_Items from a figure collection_
▬▬▬▬▬▬▬▬▬▬
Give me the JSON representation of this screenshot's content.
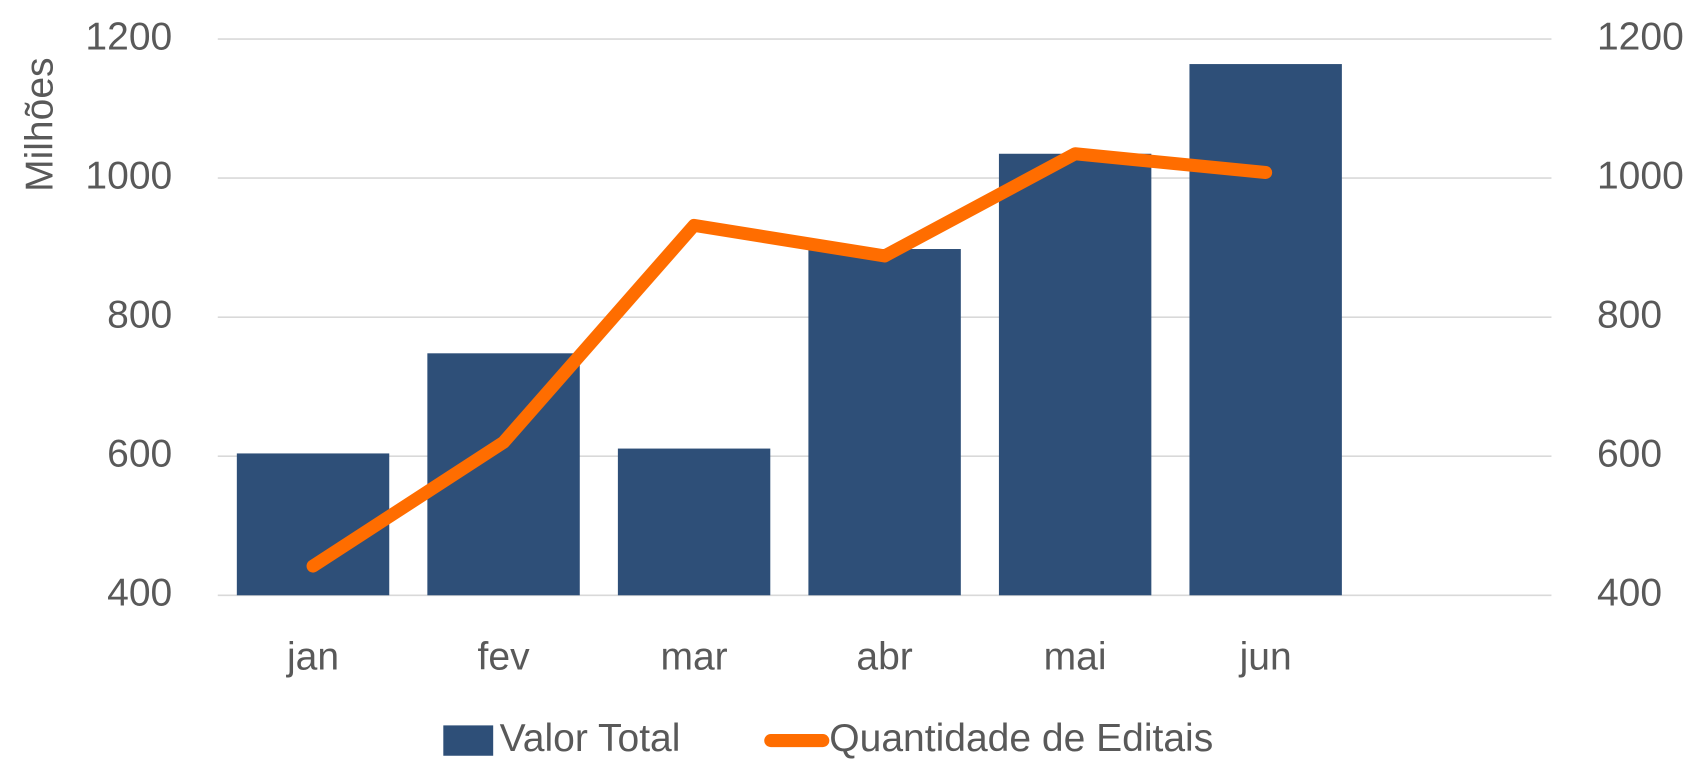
{
  "chart_data": {
    "type": "bar_line",
    "y_label": "Milhões",
    "categories": [
      "jan",
      "fev",
      "mar",
      "abr",
      "mai",
      "jun",
      null
    ],
    "series": [
      {
        "name": "Valor Total",
        "type": "bar",
        "color": "#2e4f78",
        "values": [
          604,
          748,
          611,
          898,
          1035,
          1164,
          null
        ]
      },
      {
        "name": "Quantidade de Editais",
        "type": "line",
        "axis": "y2",
        "color": "#ff6d00",
        "values": [
          442,
          620,
          932,
          888,
          1035,
          1008,
          null
        ]
      }
    ],
    "ylim": [
      400,
      1200
    ],
    "yticks": [
      400,
      600,
      800,
      1000,
      1200
    ],
    "y2lim": [
      400,
      1200
    ],
    "y2ticks": [
      400,
      600,
      800,
      1000,
      1200
    ],
    "grid": true,
    "legend": "bottom"
  }
}
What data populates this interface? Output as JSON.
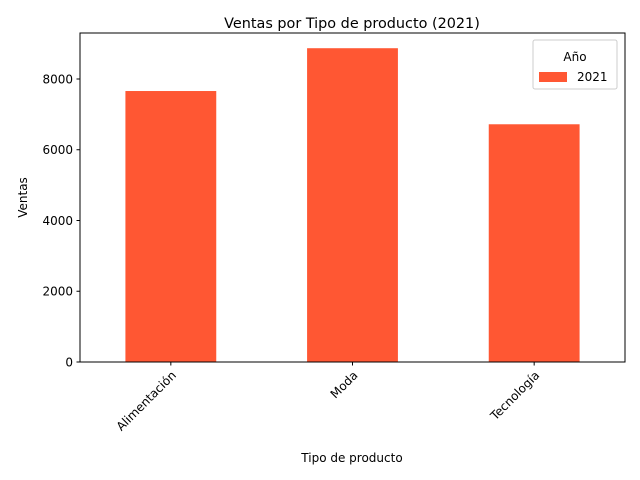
{
  "chart_data": {
    "type": "bar",
    "title": "Ventas por Tipo de producto (2021)",
    "xlabel": "Tipo de producto",
    "ylabel": "Ventas",
    "categories": [
      "Alimentación",
      "Moda",
      "Tecnología"
    ],
    "series": [
      {
        "name": "2021",
        "values": [
          7660,
          8870,
          6720
        ],
        "color": "#ff5733"
      }
    ],
    "ylim": [
      0,
      9300
    ],
    "yticks": [
      0,
      2000,
      4000,
      6000,
      8000
    ],
    "grid": false,
    "legend": {
      "title": "Año",
      "placement": "top-right"
    }
  }
}
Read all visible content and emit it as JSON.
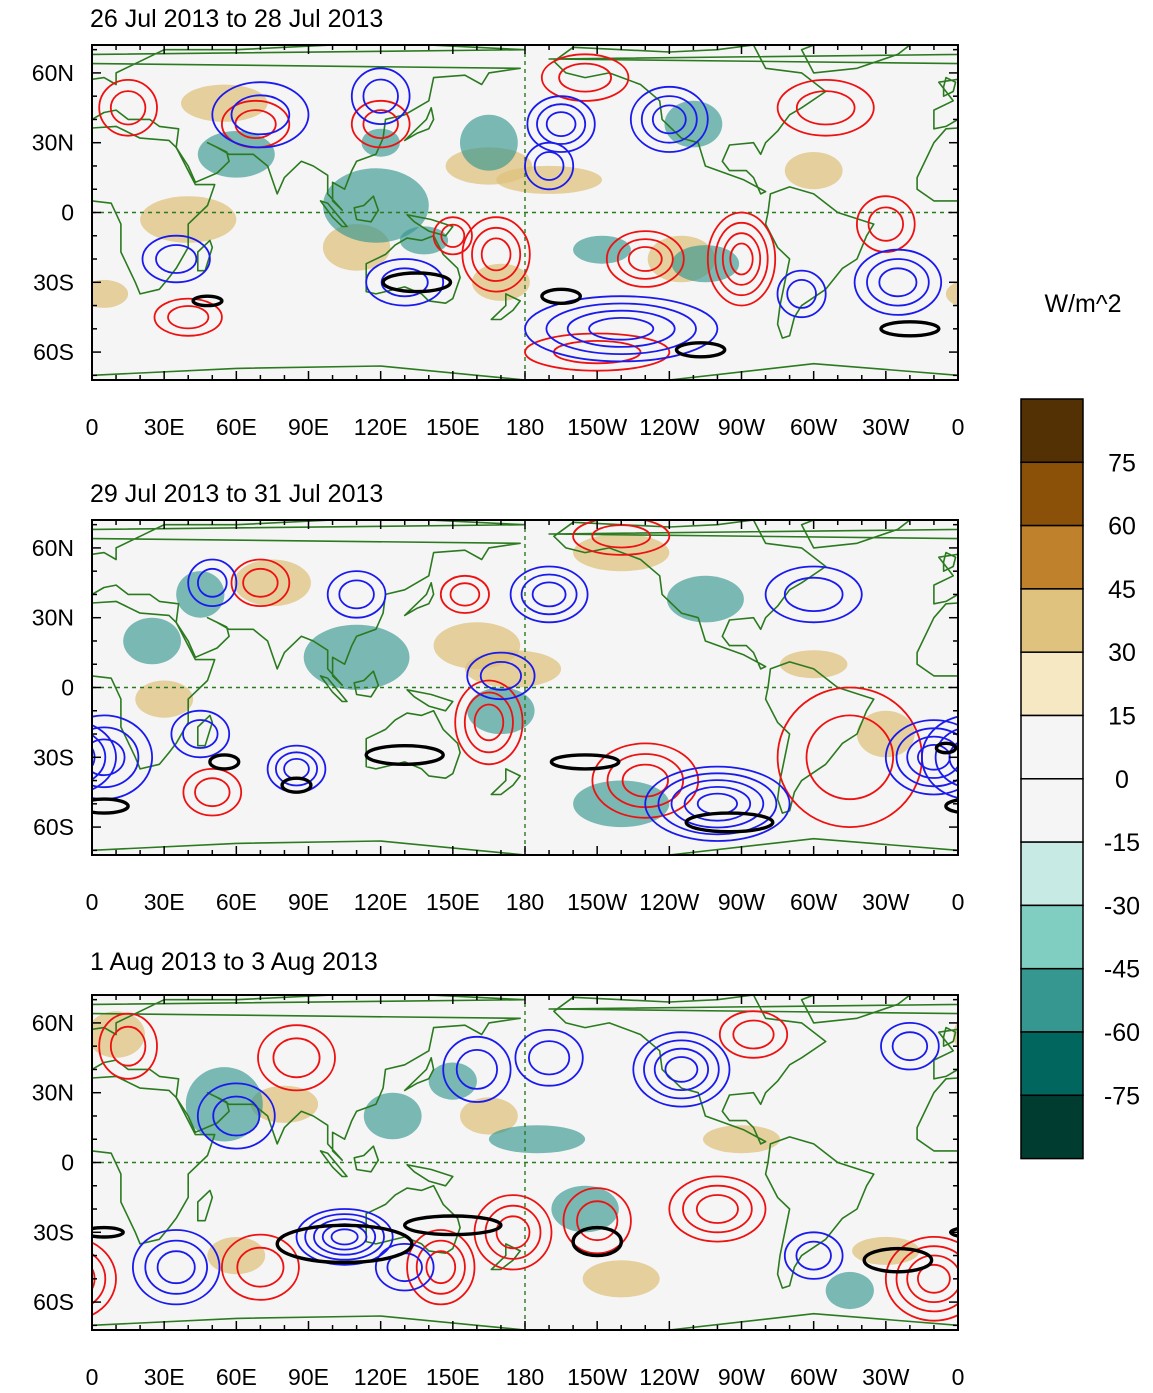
{
  "panels": [
    {
      "title": "26 Jul 2013 to 28 Jul 2013",
      "features": {
        "pos": [
          [
            40,
            -3,
            20,
            10
          ],
          [
            55,
            47,
            18,
            8
          ],
          [
            110,
            -15,
            14,
            10
          ],
          [
            165,
            20,
            18,
            8
          ],
          [
            190,
            14,
            22,
            6
          ],
          [
            245,
            -20,
            14,
            10
          ],
          [
            300,
            18,
            12,
            8
          ],
          [
            5,
            -35,
            10,
            6
          ],
          [
            170,
            -30,
            12,
            8
          ]
        ],
        "neg": [
          [
            118,
            3,
            22,
            16
          ],
          [
            60,
            25,
            16,
            10
          ],
          [
            165,
            30,
            12,
            12
          ],
          [
            212,
            -16,
            12,
            6
          ],
          [
            255,
            -22,
            14,
            8
          ],
          [
            250,
            38,
            12,
            10
          ],
          [
            138,
            -12,
            10,
            6
          ],
          [
            120,
            30,
            8,
            6
          ]
        ],
        "red": [
          [
            15,
            45,
            12,
            12,
            2
          ],
          [
            68,
            38,
            14,
            10,
            2
          ],
          [
            120,
            38,
            12,
            10,
            2
          ],
          [
            168,
            -18,
            14,
            16,
            3
          ],
          [
            230,
            -20,
            16,
            12,
            3
          ],
          [
            270,
            -20,
            14,
            20,
            4
          ],
          [
            330,
            -5,
            12,
            12,
            2
          ],
          [
            205,
            58,
            18,
            10,
            2
          ],
          [
            305,
            45,
            20,
            12,
            2
          ],
          [
            210,
            -60,
            30,
            8,
            2
          ],
          [
            40,
            -45,
            14,
            8,
            2
          ],
          [
            150,
            -10,
            8,
            8,
            2
          ]
        ],
        "blue": [
          [
            35,
            -20,
            14,
            10,
            2
          ],
          [
            130,
            -30,
            16,
            10,
            2
          ],
          [
            220,
            -50,
            40,
            14,
            4
          ],
          [
            195,
            38,
            14,
            12,
            3
          ],
          [
            240,
            40,
            16,
            14,
            3
          ],
          [
            335,
            -30,
            18,
            14,
            3
          ],
          [
            70,
            42,
            20,
            14,
            2
          ],
          [
            120,
            50,
            12,
            12,
            2
          ],
          [
            190,
            20,
            10,
            10,
            2
          ],
          [
            295,
            -35,
            10,
            10,
            2
          ]
        ],
        "black": [
          [
            48,
            -38,
            6,
            2
          ],
          [
            135,
            -30,
            14,
            4
          ],
          [
            195,
            -36,
            8,
            3
          ],
          [
            253,
            -59,
            10,
            3
          ],
          [
            340,
            -50,
            12,
            3
          ]
        ]
      }
    },
    {
      "title": "29 Jul 2013 to 31 Jul 2013",
      "features": {
        "pos": [
          [
            75,
            45,
            16,
            10
          ],
          [
            160,
            18,
            18,
            10
          ],
          [
            175,
            8,
            20,
            8
          ],
          [
            300,
            10,
            14,
            6
          ],
          [
            30,
            -5,
            12,
            8
          ],
          [
            220,
            58,
            20,
            8
          ],
          [
            330,
            -20,
            12,
            10
          ]
        ],
        "neg": [
          [
            110,
            13,
            22,
            14
          ],
          [
            170,
            -10,
            14,
            10
          ],
          [
            45,
            40,
            10,
            10
          ],
          [
            255,
            38,
            16,
            10
          ],
          [
            220,
            -50,
            20,
            10
          ],
          [
            25,
            20,
            12,
            10
          ]
        ],
        "red": [
          [
            70,
            45,
            12,
            10,
            2
          ],
          [
            165,
            -15,
            14,
            18,
            3
          ],
          [
            230,
            -40,
            22,
            16,
            3
          ],
          [
            315,
            -30,
            30,
            30,
            2
          ],
          [
            50,
            -45,
            12,
            10,
            2
          ],
          [
            155,
            40,
            10,
            8,
            2
          ],
          [
            220,
            65,
            20,
            8,
            2
          ]
        ],
        "blue": [
          [
            5,
            -30,
            20,
            18,
            3
          ],
          [
            45,
            -20,
            12,
            10,
            2
          ],
          [
            85,
            -35,
            12,
            10,
            3
          ],
          [
            190,
            40,
            16,
            12,
            3
          ],
          [
            260,
            -50,
            30,
            16,
            5
          ],
          [
            350,
            -30,
            20,
            16,
            4
          ],
          [
            50,
            45,
            10,
            10,
            2
          ],
          [
            110,
            40,
            12,
            10,
            2
          ],
          [
            170,
            5,
            14,
            10,
            2
          ],
          [
            300,
            40,
            20,
            12,
            2
          ]
        ],
        "black": [
          [
            5,
            -51,
            10,
            3
          ],
          [
            55,
            -32,
            6,
            3
          ],
          [
            85,
            -42,
            6,
            3
          ],
          [
            130,
            -29,
            16,
            4
          ],
          [
            205,
            -32,
            14,
            3
          ],
          [
            265,
            -58,
            18,
            4
          ],
          [
            355,
            -26,
            4,
            2
          ]
        ]
      }
    },
    {
      "title": "1 Aug 2013 to 3 Aug 2013",
      "features": {
        "pos": [
          [
            10,
            55,
            12,
            10
          ],
          [
            80,
            25,
            14,
            8
          ],
          [
            165,
            20,
            12,
            8
          ],
          [
            270,
            10,
            16,
            6
          ],
          [
            60,
            -40,
            12,
            8
          ],
          [
            220,
            -50,
            16,
            8
          ],
          [
            330,
            -38,
            14,
            6
          ]
        ],
        "neg": [
          [
            55,
            25,
            16,
            16
          ],
          [
            185,
            10,
            20,
            6
          ],
          [
            205,
            -20,
            14,
            10
          ],
          [
            125,
            20,
            12,
            10
          ],
          [
            150,
            35,
            10,
            8
          ],
          [
            315,
            -55,
            10,
            8
          ]
        ],
        "red": [
          [
            15,
            50,
            12,
            14,
            2
          ],
          [
            175,
            -30,
            16,
            16,
            3
          ],
          [
            145,
            -45,
            14,
            16,
            3
          ],
          [
            210,
            -25,
            14,
            14,
            2
          ],
          [
            260,
            -20,
            20,
            14,
            3
          ],
          [
            350,
            -50,
            20,
            18,
            4
          ],
          [
            70,
            -45,
            16,
            14,
            2
          ],
          [
            275,
            55,
            14,
            10,
            2
          ],
          [
            85,
            45,
            16,
            14,
            2
          ]
        ],
        "blue": [
          [
            105,
            -32,
            20,
            12,
            5
          ],
          [
            35,
            -45,
            18,
            16,
            3
          ],
          [
            160,
            40,
            14,
            14,
            2
          ],
          [
            245,
            40,
            20,
            16,
            4
          ],
          [
            190,
            45,
            14,
            12,
            2
          ],
          [
            300,
            -40,
            12,
            10,
            2
          ],
          [
            340,
            50,
            12,
            10,
            2
          ],
          [
            60,
            20,
            16,
            14,
            2
          ],
          [
            130,
            -45,
            12,
            10,
            2
          ]
        ],
        "black": [
          [
            105,
            -35,
            28,
            8
          ],
          [
            150,
            -27,
            20,
            4
          ],
          [
            210,
            -34,
            10,
            6
          ],
          [
            335,
            -42,
            14,
            5
          ],
          [
            5,
            -30,
            8,
            2
          ]
        ]
      }
    }
  ],
  "x_ticks": [
    "0",
    "30E",
    "60E",
    "90E",
    "120E",
    "150E",
    "180",
    "150W",
    "120W",
    "90W",
    "60W",
    "30W",
    "0"
  ],
  "y_ticks": [
    "60N",
    "30N",
    "0",
    "30S",
    "60S"
  ],
  "colorbar": {
    "units": "W/m^2",
    "labels": [
      "75",
      "60",
      "45",
      "30",
      "15",
      "0",
      "-15",
      "-30",
      "-45",
      "-60",
      "-75"
    ],
    "colors": [
      "#543005",
      "#8c5109",
      "#bf812c",
      "#dfc27d",
      "#f6e8c3",
      "#f5f5f5",
      "#f5f5f5",
      "#c7eae5",
      "#80cdc1",
      "#35978f",
      "#01665e",
      "#003c30"
    ]
  },
  "colors": {
    "coast": "#2b7a1f",
    "red_contour": "#ee1111",
    "blue_contour": "#1a1aee",
    "black_contour": "#000000",
    "pos_fill": "#dfc27d",
    "neg_fill": "#35978f",
    "ocean": "#f5f5f5"
  }
}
▬▬▬▬▬▬▬▬▬▬
Locate the string "JSON" in the listing above and copy every line where it occurs.

_ANSWER TO THIS TASK_
Give me the JSON representation of this screenshot's content.
What data populates this interface? Output as JSON.
Read all visible content and emit it as JSON.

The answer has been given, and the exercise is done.